● **Stored data entries**:
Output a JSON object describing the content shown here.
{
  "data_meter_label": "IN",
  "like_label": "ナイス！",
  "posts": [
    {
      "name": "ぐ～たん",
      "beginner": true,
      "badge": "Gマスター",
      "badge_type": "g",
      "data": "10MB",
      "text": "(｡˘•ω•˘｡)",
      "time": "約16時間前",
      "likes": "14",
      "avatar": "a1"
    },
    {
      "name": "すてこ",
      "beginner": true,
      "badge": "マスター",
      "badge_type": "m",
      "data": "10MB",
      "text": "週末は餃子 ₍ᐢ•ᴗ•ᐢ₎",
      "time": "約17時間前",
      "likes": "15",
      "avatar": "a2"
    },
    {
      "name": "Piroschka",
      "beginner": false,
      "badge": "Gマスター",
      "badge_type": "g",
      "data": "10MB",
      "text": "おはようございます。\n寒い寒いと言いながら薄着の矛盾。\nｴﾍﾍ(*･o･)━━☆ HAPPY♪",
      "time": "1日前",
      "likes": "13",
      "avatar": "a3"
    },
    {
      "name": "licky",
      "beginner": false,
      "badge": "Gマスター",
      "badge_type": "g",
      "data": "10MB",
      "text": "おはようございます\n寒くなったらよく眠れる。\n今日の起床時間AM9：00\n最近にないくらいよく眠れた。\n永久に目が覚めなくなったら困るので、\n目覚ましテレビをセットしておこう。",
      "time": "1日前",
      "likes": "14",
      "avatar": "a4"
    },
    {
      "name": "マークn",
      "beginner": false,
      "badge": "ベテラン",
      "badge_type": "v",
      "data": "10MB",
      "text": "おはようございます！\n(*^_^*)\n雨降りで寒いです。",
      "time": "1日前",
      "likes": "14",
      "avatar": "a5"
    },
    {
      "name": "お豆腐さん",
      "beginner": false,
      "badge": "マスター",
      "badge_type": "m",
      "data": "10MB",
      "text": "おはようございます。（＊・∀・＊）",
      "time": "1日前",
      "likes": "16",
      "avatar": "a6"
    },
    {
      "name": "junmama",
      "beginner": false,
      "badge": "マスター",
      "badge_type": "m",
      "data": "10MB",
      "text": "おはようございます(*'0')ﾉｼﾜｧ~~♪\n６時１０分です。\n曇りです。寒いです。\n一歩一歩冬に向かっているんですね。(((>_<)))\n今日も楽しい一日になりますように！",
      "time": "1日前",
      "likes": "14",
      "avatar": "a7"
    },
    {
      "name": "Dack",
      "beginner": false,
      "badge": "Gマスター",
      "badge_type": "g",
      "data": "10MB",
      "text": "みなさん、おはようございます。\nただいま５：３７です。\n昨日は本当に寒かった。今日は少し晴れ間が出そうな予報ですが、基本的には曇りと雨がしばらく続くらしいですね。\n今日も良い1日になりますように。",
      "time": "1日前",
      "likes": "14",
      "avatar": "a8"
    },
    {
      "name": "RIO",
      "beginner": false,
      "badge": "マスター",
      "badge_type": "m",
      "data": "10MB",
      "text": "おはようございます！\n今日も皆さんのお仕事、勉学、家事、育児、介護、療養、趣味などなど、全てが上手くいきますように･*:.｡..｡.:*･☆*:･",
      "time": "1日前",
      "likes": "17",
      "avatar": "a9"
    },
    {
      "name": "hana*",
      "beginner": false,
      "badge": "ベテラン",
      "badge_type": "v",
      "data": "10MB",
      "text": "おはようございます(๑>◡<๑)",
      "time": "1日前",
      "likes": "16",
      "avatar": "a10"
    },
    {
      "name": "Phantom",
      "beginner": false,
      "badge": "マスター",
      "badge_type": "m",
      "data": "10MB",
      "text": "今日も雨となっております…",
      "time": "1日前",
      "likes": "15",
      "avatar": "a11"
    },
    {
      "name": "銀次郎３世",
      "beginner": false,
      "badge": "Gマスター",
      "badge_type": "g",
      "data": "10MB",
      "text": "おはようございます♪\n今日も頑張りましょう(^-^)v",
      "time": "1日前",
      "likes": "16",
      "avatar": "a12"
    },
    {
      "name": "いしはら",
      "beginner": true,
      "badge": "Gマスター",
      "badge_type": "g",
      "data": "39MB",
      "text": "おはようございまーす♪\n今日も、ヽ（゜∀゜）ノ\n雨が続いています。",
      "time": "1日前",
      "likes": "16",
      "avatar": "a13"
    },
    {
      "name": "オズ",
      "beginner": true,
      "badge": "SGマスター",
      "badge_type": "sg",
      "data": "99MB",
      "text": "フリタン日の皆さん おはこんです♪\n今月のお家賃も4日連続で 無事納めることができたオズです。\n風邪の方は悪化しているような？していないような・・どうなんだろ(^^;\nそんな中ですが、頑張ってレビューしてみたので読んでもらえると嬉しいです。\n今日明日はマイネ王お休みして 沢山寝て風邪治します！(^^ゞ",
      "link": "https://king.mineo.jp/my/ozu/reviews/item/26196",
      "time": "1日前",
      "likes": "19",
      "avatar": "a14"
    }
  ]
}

● **Directive**: Repeat each record exactly. Omit nothing.

● **Response to this task**:
Output a JSON object describing the content shown here.
{
  "data_meter_label": "IN",
  "like_label": "ナイス！",
  "posts": [
    {
      "name": "ぐ～たん",
      "beginner": true,
      "badge": "Gマスター",
      "badge_type": "g",
      "data": "10MB",
      "text": "(｡˘•ω•˘｡)",
      "time": "約16時間前",
      "likes": "14",
      "avatar": "a1"
    },
    {
      "name": "すてこ",
      "beginner": true,
      "badge": "マスター",
      "badge_type": "m",
      "data": "10MB",
      "text": "週末は餃子 ₍ᐢ•ᴗ•ᐢ₎",
      "time": "約17時間前",
      "likes": "15",
      "avatar": "a2"
    },
    {
      "name": "Piroschka",
      "beginner": false,
      "badge": "Gマスター",
      "badge_type": "g",
      "data": "10MB",
      "text": "おはようございます。\n寒い寒いと言いながら薄着の矛盾。\nｴﾍﾍ(*･o･)━━☆ HAPPY♪",
      "time": "1日前",
      "likes": "13",
      "avatar": "a3"
    },
    {
      "name": "licky",
      "beginner": false,
      "badge": "Gマスター",
      "badge_type": "g",
      "data": "10MB",
      "text": "おはようございます\n寒くなったらよく眠れる。\n今日の起床時間AM9：00\n最近にないくらいよく眠れた。\n永久に目が覚めなくなったら困るので、\n目覚ましテレビをセットしておこう。",
      "time": "1日前",
      "likes": "14",
      "avatar": "a4"
    },
    {
      "name": "マークn",
      "beginner": false,
      "badge": "ベテラン",
      "badge_type": "v",
      "data": "10MB",
      "text": "おはようございます！\n(*^_^*)\n雨降りで寒いです。",
      "time": "1日前",
      "likes": "14",
      "avatar": "a5"
    },
    {
      "name": "お豆腐さん",
      "beginner": false,
      "badge": "マスター",
      "badge_type": "m",
      "data": "10MB",
      "text": "おはようございます。（＊・∀・＊）",
      "time": "1日前",
      "likes": "16",
      "avatar": "a6"
    },
    {
      "name": "junmama",
      "beginner": false,
      "badge": "マスター",
      "badge_type": "m",
      "data": "10MB",
      "text": "おはようございます(*'0')ﾉｼﾜｧ~~♪\n６時１０分です。\n曇りです。寒いです。\n一歩一歩冬に向かっているんですね。(((>_<)))\n今日も楽しい一日になりますように！",
      "time": "1日前",
      "likes": "14",
      "avatar": "a7"
    },
    {
      "name": "Dack",
      "beginner": false,
      "badge": "Gマスター",
      "badge_type": "g",
      "data": "10MB",
      "text": "みなさん、おはようございます。\nただいま５：３７です。\n昨日は本当に寒かった。今日は少し晴れ間が出そうな予報ですが、基本的には曇りと雨がしばらく続くらしいですね。\n今日も良い1日になりますように。",
      "time": "1日前",
      "likes": "14",
      "avatar": "a8"
    },
    {
      "name": "RIO",
      "beginner": false,
      "badge": "マスター",
      "badge_type": "m",
      "data": "10MB",
      "text": "おはようございます！\n今日も皆さんのお仕事、勉学、家事、育児、介護、療養、趣味などなど、全てが上手くいきますように･*:.｡..｡.:*･☆*:･",
      "time": "1日前",
      "likes": "17",
      "avatar": "a9"
    },
    {
      "name": "hana*",
      "beginner": false,
      "badge": "ベテラン",
      "badge_type": "v",
      "data": "10MB",
      "text": "おはようございます(๑>◡<๑)",
      "time": "1日前",
      "likes": "16",
      "avatar": "a10"
    },
    {
      "name": "Phantom",
      "beginner": false,
      "badge": "マスター",
      "badge_type": "m",
      "data": "10MB",
      "text": "今日も雨となっております…",
      "time": "1日前",
      "likes": "15",
      "avatar": "a11"
    },
    {
      "name": "銀次郎３世",
      "beginner": false,
      "badge": "Gマスター",
      "badge_type": "g",
      "data": "10MB",
      "text": "おはようございます♪\n今日も頑張りましょう(^-^)v",
      "time": "1日前",
      "likes": "16",
      "avatar": "a12"
    },
    {
      "name": "いしはら",
      "beginner": true,
      "badge": "Gマスター",
      "badge_type": "g",
      "data": "39MB",
      "text": "おはようございまーす♪\n今日も、ヽ（゜∀゜）ノ\n雨が続いています。",
      "time": "1日前",
      "likes": "16",
      "avatar": "a13"
    },
    {
      "name": "オズ",
      "beginner": true,
      "badge": "SGマスター",
      "badge_type": "sg",
      "data": "99MB",
      "text": "フリタン日の皆さん おはこんです♪\n今月のお家賃も4日連続で 無事納めることができたオズです。\n風邪の方は悪化しているような？していないような・・どうなんだろ(^^;\nそんな中ですが、頑張ってレビューしてみたので読んでもらえると嬉しいです。\n今日明日はマイネ王お休みして 沢山寝て風邪治します！(^^ゞ",
      "link": "https://king.mineo.jp/my/ozu/reviews/item/26196",
      "time": "1日前",
      "likes": "19",
      "avatar": "a14"
    }
  ]
}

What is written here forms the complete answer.